◆ Instructions to follow ◆
Copy out each line containing "left" from the entries below.

# Start of Extracted information

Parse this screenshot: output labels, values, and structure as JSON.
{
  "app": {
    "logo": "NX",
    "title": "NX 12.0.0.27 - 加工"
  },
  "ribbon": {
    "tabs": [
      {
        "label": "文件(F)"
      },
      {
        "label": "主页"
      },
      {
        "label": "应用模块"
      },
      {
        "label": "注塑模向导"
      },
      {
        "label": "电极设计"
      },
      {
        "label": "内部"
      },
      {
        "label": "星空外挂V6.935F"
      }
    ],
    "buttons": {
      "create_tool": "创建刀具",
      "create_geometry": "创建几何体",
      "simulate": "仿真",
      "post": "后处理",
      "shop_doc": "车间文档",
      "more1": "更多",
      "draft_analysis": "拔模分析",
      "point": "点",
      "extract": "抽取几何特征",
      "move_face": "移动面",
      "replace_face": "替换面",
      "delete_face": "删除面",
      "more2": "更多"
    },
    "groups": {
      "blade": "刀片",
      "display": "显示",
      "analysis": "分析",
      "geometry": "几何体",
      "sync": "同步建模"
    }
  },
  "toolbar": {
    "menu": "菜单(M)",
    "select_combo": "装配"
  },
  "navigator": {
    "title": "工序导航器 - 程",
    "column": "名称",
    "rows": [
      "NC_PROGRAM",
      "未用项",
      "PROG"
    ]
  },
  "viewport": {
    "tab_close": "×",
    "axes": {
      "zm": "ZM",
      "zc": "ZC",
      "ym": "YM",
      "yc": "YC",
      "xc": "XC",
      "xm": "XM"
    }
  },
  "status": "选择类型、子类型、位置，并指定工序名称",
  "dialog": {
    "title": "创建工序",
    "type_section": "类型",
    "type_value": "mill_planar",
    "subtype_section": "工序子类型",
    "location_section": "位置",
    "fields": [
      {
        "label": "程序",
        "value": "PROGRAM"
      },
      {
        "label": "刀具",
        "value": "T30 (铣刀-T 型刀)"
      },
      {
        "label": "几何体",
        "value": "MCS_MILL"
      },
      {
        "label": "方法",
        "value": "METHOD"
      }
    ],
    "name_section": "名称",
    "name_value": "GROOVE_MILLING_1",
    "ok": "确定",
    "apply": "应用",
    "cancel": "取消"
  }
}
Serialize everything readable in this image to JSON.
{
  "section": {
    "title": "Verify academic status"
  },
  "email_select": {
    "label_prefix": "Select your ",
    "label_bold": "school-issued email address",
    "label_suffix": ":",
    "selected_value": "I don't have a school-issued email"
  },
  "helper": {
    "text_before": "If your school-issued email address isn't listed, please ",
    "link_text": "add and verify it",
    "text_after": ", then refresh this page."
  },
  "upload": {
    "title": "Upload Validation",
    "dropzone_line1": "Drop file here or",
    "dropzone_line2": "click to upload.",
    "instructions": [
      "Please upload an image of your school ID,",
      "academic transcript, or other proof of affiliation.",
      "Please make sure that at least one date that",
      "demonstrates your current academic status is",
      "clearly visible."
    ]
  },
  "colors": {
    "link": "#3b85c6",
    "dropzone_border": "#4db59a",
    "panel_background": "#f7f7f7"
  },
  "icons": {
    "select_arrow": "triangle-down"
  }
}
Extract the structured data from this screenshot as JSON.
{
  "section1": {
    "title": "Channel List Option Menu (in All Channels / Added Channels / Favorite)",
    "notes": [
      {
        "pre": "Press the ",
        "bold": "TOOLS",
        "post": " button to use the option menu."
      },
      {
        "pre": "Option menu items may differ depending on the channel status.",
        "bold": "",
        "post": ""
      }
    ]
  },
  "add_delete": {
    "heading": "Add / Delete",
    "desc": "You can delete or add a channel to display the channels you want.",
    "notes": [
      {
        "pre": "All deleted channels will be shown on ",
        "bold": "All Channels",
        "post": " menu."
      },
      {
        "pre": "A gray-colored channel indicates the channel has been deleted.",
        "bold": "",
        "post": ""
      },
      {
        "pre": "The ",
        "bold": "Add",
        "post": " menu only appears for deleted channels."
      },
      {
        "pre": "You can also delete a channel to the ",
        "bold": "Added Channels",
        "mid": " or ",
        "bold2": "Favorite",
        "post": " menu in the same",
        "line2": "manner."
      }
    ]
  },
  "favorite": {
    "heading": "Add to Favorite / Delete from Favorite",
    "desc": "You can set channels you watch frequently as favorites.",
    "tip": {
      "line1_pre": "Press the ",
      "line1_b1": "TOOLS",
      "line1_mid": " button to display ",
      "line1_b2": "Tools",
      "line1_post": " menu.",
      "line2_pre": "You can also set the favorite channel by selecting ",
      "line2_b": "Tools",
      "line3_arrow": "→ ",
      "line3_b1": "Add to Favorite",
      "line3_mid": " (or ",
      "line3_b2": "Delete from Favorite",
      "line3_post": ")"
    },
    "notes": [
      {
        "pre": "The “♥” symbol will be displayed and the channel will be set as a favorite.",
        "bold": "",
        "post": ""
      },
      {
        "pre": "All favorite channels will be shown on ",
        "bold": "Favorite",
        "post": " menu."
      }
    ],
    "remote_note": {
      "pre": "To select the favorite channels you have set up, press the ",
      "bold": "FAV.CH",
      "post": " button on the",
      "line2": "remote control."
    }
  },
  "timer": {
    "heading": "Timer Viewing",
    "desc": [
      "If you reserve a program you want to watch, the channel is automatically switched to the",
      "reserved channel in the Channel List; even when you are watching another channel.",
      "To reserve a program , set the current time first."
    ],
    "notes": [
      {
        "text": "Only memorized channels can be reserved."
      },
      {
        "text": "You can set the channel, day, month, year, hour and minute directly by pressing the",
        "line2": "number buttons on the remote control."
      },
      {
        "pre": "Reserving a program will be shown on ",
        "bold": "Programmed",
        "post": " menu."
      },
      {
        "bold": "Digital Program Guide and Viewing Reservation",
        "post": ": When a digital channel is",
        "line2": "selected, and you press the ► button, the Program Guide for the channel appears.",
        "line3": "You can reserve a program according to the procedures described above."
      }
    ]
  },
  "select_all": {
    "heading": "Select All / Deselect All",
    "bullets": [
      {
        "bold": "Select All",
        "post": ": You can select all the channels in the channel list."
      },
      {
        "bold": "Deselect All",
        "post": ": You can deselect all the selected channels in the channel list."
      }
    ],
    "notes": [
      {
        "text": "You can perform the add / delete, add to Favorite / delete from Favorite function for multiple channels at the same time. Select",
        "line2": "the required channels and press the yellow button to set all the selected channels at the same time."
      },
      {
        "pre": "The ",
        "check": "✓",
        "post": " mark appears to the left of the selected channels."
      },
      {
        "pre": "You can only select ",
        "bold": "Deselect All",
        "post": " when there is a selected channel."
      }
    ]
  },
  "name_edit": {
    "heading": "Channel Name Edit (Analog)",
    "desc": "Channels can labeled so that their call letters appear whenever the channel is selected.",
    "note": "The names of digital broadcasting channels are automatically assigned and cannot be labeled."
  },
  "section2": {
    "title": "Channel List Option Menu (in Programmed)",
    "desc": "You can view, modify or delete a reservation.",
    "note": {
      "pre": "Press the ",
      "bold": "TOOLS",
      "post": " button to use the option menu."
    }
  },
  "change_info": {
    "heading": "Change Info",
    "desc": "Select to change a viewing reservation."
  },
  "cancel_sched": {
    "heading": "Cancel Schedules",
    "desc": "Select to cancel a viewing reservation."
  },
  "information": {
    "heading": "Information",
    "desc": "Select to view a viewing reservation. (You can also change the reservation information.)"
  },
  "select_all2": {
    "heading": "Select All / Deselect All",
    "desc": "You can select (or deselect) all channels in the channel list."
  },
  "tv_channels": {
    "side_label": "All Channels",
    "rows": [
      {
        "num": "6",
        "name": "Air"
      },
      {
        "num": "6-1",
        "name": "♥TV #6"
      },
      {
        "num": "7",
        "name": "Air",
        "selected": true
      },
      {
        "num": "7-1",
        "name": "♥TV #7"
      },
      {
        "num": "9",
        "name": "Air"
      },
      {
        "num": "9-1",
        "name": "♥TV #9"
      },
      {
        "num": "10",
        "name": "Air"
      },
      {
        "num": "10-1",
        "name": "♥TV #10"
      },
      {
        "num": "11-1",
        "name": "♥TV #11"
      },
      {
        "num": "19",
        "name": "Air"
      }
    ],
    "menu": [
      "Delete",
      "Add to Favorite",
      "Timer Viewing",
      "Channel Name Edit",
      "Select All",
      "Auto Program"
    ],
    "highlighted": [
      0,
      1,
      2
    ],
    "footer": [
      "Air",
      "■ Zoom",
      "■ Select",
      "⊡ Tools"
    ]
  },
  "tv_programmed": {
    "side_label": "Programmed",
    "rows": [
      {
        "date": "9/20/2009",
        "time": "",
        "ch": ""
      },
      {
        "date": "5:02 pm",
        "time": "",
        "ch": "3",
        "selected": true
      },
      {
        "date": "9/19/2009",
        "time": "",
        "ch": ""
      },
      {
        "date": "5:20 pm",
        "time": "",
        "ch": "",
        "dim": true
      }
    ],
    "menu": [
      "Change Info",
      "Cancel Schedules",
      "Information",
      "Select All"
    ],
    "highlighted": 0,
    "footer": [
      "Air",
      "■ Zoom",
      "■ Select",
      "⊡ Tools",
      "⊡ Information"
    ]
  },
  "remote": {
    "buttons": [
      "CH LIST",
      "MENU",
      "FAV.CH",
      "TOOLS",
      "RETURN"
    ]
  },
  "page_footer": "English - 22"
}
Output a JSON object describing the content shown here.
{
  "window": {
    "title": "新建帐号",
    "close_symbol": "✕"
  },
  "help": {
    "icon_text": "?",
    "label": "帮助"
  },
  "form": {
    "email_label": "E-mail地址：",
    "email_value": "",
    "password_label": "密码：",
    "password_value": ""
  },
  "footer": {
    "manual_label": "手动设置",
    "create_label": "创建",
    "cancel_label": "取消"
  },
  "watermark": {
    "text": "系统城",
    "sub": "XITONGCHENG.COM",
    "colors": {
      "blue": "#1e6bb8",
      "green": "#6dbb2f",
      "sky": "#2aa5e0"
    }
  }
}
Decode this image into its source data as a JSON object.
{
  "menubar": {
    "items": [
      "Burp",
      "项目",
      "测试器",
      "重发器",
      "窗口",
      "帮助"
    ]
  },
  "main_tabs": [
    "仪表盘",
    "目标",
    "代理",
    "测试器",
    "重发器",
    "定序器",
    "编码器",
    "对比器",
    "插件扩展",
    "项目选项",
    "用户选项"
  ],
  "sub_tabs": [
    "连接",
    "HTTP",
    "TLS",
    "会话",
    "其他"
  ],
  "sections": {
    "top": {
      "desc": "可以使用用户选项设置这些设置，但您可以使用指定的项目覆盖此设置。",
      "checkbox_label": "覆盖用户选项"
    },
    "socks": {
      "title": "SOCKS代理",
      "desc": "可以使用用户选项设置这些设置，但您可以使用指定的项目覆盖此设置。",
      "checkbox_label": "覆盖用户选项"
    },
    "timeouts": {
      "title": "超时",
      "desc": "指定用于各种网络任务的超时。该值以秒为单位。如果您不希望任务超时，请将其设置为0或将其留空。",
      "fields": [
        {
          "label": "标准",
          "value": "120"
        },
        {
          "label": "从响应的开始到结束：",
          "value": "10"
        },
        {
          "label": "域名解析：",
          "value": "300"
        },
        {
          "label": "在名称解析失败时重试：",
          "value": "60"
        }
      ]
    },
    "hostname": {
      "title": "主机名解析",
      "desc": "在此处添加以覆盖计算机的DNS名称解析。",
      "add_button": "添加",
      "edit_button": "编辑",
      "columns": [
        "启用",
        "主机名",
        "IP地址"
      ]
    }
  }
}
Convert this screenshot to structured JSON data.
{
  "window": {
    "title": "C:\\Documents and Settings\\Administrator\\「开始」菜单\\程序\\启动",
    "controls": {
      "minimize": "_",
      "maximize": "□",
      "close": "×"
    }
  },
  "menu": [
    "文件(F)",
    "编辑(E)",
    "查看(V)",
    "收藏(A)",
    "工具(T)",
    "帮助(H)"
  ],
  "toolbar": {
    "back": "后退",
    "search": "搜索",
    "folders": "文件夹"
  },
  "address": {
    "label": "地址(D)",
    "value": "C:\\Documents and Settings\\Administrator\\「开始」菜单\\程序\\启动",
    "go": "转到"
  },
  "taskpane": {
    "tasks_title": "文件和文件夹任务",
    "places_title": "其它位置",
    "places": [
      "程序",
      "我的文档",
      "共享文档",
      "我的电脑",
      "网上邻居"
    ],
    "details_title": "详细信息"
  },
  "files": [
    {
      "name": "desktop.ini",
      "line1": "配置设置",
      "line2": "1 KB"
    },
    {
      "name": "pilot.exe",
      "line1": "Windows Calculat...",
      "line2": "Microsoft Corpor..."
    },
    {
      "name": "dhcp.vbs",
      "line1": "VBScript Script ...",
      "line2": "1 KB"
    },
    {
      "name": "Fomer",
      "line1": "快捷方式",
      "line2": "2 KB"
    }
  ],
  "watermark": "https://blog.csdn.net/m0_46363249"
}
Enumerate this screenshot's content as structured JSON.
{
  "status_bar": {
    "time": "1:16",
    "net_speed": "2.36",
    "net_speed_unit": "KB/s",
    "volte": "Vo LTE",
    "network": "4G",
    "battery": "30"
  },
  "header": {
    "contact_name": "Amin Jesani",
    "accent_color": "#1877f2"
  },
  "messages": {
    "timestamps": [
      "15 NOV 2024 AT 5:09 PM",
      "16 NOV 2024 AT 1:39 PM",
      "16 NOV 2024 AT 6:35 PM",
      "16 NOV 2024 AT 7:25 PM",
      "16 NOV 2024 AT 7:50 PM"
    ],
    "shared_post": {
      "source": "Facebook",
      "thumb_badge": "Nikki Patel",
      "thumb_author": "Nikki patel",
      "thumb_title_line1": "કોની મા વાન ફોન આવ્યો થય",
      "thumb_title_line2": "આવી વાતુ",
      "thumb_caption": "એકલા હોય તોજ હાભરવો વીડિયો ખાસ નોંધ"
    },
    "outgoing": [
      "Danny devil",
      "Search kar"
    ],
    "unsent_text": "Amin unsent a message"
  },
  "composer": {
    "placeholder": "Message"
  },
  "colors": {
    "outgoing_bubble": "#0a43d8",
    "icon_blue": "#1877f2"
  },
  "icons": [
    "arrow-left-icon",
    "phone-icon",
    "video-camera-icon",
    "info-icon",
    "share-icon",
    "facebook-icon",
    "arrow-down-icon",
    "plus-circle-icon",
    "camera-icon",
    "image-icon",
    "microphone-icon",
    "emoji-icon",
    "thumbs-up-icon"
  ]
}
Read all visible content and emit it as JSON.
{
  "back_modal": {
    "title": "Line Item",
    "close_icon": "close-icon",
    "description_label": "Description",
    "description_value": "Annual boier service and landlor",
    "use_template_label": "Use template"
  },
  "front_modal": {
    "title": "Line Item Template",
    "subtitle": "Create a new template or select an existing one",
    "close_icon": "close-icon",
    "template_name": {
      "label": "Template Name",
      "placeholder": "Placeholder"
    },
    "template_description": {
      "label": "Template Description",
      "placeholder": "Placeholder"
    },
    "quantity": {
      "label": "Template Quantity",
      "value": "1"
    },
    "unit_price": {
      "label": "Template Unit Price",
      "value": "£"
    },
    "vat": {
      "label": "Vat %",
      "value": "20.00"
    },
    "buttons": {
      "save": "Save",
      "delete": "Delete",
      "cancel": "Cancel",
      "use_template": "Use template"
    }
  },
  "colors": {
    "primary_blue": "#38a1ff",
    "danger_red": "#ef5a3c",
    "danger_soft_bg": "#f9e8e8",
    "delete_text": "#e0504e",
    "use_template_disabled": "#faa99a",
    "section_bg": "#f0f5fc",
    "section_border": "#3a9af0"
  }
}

# End of Extracted information

◆ Task output ◆
        "post": " mark appears to the left of the selected channels."
    "arrow-left-icon",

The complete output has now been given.